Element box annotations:
------------------------

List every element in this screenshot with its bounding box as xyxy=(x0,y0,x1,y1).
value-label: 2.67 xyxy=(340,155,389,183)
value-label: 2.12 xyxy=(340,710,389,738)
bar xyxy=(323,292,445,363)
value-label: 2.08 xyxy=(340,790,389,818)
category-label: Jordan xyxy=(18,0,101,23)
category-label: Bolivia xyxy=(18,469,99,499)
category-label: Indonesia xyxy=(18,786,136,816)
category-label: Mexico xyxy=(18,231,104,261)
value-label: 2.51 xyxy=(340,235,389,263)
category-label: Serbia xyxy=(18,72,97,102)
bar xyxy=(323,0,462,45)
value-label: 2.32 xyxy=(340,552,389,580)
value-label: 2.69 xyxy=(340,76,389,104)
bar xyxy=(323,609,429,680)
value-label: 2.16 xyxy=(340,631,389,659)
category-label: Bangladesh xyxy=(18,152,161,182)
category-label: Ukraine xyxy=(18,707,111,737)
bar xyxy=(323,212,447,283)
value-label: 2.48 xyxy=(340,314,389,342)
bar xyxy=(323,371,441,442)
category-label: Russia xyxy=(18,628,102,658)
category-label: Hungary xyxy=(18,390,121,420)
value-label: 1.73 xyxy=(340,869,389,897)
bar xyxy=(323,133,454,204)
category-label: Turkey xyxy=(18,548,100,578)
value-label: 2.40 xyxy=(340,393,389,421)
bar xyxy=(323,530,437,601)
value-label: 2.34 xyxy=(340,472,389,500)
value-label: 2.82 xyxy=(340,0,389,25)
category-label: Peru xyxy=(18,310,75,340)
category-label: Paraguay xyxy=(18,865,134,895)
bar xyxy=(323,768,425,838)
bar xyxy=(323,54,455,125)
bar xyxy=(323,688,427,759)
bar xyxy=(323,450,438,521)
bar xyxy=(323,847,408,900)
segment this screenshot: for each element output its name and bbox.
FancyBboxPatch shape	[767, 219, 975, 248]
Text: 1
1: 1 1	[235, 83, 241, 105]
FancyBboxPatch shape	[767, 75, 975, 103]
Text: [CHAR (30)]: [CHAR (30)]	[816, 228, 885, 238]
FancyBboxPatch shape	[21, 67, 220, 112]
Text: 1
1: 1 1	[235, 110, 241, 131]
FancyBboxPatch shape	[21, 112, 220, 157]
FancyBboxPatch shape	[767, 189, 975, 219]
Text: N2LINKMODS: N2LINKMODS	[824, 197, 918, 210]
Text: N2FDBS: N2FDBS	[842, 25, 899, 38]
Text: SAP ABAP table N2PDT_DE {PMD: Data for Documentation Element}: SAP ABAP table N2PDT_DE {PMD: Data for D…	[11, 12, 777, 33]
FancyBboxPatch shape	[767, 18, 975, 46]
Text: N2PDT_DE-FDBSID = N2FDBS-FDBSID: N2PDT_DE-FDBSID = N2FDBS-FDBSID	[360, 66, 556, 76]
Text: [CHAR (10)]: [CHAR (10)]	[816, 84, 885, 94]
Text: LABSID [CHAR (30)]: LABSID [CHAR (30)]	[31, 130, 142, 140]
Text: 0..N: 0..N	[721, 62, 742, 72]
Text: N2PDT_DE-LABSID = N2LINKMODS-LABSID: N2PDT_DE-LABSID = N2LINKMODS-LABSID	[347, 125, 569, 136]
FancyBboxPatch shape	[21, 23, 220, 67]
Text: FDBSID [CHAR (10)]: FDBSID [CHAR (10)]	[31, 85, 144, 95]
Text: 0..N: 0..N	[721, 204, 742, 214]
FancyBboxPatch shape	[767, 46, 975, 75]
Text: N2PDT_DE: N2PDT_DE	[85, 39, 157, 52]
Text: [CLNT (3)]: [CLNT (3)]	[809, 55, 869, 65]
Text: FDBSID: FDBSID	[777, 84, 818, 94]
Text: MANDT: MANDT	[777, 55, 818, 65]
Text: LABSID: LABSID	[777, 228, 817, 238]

------------------------

Do this: Rewrite the listing with every "category-label" renamed to "country-label", leaving everything else as it is.

Solved problem:
List every element in this screenshot with its bounding box as xyxy=(x0,y0,x1,y1).
value-label: 2.67 xyxy=(340,155,389,183)
value-label: 2.12 xyxy=(340,710,389,738)
bar xyxy=(323,292,445,363)
value-label: 2.08 xyxy=(340,790,389,818)
country-label: Jordan xyxy=(18,0,101,23)
country-label: Bolivia xyxy=(18,469,99,499)
country-label: Indonesia xyxy=(18,786,136,816)
country-label: Mexico xyxy=(18,231,104,261)
value-label: 2.51 xyxy=(340,235,389,263)
country-label: Serbia xyxy=(18,72,97,102)
bar xyxy=(323,0,462,45)
value-label: 2.32 xyxy=(340,552,389,580)
value-label: 2.69 xyxy=(340,76,389,104)
bar xyxy=(323,609,429,680)
value-label: 2.16 xyxy=(340,631,389,659)
country-label: Bangladesh xyxy=(18,152,161,182)
country-label: Ukraine xyxy=(18,707,111,737)
bar xyxy=(323,212,447,283)
value-label: 2.48 xyxy=(340,314,389,342)
bar xyxy=(323,371,441,442)
country-label: Russia xyxy=(18,628,102,658)
country-label: Hungary xyxy=(18,390,121,420)
value-label: 1.73 xyxy=(340,869,389,897)
bar xyxy=(323,133,454,204)
country-label: Turkey xyxy=(18,548,100,578)
value-label: 2.40 xyxy=(340,393,389,421)
bar xyxy=(323,530,437,601)
value-label: 2.34 xyxy=(340,472,389,500)
value-label: 2.82 xyxy=(340,0,389,25)
country-label: Peru xyxy=(18,310,75,340)
country-label: Paraguay xyxy=(18,865,134,895)
bar xyxy=(323,768,425,838)
bar xyxy=(323,54,455,125)
bar xyxy=(323,688,427,759)
bar xyxy=(323,450,438,521)
bar xyxy=(323,847,408,900)
segment this screenshot: for each element output its name and bbox.
FancyBboxPatch shape	[767, 219, 975, 248]
Text: 1
1: 1 1	[235, 83, 241, 105]
FancyBboxPatch shape	[767, 75, 975, 103]
Text: [CHAR (30)]: [CHAR (30)]	[816, 228, 885, 238]
FancyBboxPatch shape	[21, 67, 220, 112]
Text: 1
1: 1 1	[235, 110, 241, 131]
FancyBboxPatch shape	[21, 112, 220, 157]
FancyBboxPatch shape	[767, 189, 975, 219]
Text: N2LINKMODS: N2LINKMODS	[824, 197, 918, 210]
Text: N2FDBS: N2FDBS	[842, 25, 899, 38]
Text: SAP ABAP table N2PDT_DE {PMD: Data for Documentation Element}: SAP ABAP table N2PDT_DE {PMD: Data for D…	[11, 12, 777, 33]
FancyBboxPatch shape	[767, 18, 975, 46]
Text: N2PDT_DE-FDBSID = N2FDBS-FDBSID: N2PDT_DE-FDBSID = N2FDBS-FDBSID	[360, 66, 556, 76]
Text: [CHAR (10)]: [CHAR (10)]	[816, 84, 885, 94]
Text: LABSID [CHAR (30)]: LABSID [CHAR (30)]	[31, 130, 142, 140]
Text: 0..N: 0..N	[721, 62, 742, 72]
Text: N2PDT_DE-LABSID = N2LINKMODS-LABSID: N2PDT_DE-LABSID = N2LINKMODS-LABSID	[347, 125, 569, 136]
FancyBboxPatch shape	[21, 23, 220, 67]
Text: FDBSID [CHAR (10)]: FDBSID [CHAR (10)]	[31, 85, 144, 95]
Text: 0..N: 0..N	[721, 204, 742, 214]
FancyBboxPatch shape	[767, 46, 975, 75]
Text: N2PDT_DE: N2PDT_DE	[85, 39, 157, 52]
Text: [CLNT (3)]: [CLNT (3)]	[809, 55, 869, 65]
Text: FDBSID: FDBSID	[777, 84, 818, 94]
Text: MANDT: MANDT	[777, 55, 818, 65]
Text: LABSID: LABSID	[777, 228, 817, 238]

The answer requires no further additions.